◆ **Aim**
Check every line below for the string "items", and copy the lines that contain it.

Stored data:
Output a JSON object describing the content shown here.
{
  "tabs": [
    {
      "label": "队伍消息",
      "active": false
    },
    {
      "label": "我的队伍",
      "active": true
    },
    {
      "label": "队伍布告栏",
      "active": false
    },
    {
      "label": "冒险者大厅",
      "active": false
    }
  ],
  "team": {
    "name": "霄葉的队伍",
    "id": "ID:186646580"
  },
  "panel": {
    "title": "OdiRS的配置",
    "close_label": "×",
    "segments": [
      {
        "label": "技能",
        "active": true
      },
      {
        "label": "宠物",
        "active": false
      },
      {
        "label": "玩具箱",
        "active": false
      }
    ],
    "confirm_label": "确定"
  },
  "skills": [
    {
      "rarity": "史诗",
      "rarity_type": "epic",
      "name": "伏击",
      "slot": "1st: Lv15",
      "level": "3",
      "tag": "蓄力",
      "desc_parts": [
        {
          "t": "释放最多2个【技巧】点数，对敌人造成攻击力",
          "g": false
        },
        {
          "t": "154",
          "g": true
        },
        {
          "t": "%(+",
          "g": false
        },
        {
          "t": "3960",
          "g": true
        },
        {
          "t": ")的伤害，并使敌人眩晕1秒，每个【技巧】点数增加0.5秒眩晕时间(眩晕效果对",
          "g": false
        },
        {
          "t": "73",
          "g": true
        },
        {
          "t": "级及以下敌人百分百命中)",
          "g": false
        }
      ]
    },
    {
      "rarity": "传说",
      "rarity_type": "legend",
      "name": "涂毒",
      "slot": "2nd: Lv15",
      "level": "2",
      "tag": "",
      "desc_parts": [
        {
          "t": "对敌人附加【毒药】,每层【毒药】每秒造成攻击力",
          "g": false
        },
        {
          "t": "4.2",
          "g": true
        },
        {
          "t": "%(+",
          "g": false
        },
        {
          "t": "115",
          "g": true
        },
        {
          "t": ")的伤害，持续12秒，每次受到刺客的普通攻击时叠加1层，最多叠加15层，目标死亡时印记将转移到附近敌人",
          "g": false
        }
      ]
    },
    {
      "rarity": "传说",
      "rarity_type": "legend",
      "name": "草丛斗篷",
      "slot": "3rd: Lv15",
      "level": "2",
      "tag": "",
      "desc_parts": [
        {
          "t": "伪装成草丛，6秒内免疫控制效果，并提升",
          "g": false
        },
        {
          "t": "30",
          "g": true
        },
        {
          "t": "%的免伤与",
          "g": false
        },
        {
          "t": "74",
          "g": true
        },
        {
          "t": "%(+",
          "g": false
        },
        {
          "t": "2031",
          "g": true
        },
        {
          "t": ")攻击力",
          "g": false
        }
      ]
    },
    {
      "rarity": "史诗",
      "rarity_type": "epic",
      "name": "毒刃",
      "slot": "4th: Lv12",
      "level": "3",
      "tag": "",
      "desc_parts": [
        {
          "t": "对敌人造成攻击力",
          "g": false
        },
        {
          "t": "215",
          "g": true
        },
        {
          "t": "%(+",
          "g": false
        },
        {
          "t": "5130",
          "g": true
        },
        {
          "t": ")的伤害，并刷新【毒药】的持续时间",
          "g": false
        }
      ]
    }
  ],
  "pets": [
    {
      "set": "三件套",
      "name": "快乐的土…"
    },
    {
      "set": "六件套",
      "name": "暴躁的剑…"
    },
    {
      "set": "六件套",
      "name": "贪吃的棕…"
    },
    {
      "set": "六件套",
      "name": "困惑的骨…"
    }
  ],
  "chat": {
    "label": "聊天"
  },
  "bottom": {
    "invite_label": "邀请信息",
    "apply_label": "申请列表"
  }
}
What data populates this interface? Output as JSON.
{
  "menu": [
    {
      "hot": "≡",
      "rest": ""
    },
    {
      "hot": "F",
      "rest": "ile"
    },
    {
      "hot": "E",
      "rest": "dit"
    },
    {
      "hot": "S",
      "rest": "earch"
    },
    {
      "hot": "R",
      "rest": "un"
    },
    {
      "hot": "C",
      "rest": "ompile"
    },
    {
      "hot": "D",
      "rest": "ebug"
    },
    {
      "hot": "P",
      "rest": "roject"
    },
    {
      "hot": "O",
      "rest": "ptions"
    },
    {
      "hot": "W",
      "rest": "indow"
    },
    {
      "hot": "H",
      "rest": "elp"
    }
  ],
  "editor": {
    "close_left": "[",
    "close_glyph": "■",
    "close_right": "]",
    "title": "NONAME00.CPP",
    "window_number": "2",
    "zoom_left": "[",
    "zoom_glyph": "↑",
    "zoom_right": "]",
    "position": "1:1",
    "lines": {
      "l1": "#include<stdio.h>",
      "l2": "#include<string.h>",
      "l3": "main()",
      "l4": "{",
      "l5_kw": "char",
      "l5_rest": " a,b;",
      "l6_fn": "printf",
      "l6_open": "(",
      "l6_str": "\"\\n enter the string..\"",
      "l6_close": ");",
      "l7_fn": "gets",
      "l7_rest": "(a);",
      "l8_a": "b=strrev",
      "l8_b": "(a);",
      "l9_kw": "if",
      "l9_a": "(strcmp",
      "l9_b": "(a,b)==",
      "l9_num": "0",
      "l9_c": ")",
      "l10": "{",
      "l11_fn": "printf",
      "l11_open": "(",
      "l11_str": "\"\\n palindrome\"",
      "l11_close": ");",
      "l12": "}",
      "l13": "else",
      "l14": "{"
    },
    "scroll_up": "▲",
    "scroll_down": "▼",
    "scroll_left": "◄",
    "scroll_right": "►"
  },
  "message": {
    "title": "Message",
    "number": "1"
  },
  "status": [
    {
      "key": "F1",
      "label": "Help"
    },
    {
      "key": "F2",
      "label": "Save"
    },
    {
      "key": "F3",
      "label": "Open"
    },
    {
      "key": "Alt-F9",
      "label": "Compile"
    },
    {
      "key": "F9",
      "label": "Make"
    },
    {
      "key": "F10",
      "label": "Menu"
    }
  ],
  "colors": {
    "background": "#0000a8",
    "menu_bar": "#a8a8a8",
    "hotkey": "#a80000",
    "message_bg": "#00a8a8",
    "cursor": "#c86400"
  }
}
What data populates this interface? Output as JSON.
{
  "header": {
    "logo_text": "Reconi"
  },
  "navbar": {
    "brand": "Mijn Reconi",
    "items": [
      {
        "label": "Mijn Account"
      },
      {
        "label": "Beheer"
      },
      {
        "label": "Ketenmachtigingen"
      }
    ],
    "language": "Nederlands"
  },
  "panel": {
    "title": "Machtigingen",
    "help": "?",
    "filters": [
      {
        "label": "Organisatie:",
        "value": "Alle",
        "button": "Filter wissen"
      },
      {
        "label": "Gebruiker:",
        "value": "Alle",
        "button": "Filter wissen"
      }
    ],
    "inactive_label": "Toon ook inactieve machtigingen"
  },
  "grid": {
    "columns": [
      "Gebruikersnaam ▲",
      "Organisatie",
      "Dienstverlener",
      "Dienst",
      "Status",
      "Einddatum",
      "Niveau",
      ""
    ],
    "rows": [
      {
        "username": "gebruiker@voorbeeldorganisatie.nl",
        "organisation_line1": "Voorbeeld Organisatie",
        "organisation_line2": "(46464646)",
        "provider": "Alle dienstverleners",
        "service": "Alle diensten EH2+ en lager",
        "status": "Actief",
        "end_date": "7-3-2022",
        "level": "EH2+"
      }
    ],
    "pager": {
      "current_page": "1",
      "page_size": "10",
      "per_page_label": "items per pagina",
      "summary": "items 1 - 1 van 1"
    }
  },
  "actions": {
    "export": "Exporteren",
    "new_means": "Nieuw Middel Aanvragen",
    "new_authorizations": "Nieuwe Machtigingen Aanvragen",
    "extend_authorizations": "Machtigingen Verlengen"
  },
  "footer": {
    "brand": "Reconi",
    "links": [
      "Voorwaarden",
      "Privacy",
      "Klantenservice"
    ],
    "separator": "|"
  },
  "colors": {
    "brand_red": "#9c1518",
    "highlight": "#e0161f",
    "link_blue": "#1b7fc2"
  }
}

◆ **Exercise solution**
    "items": [
      "per_page_label": "items per pagina",
      "summary": "items 1 - 1 van 1"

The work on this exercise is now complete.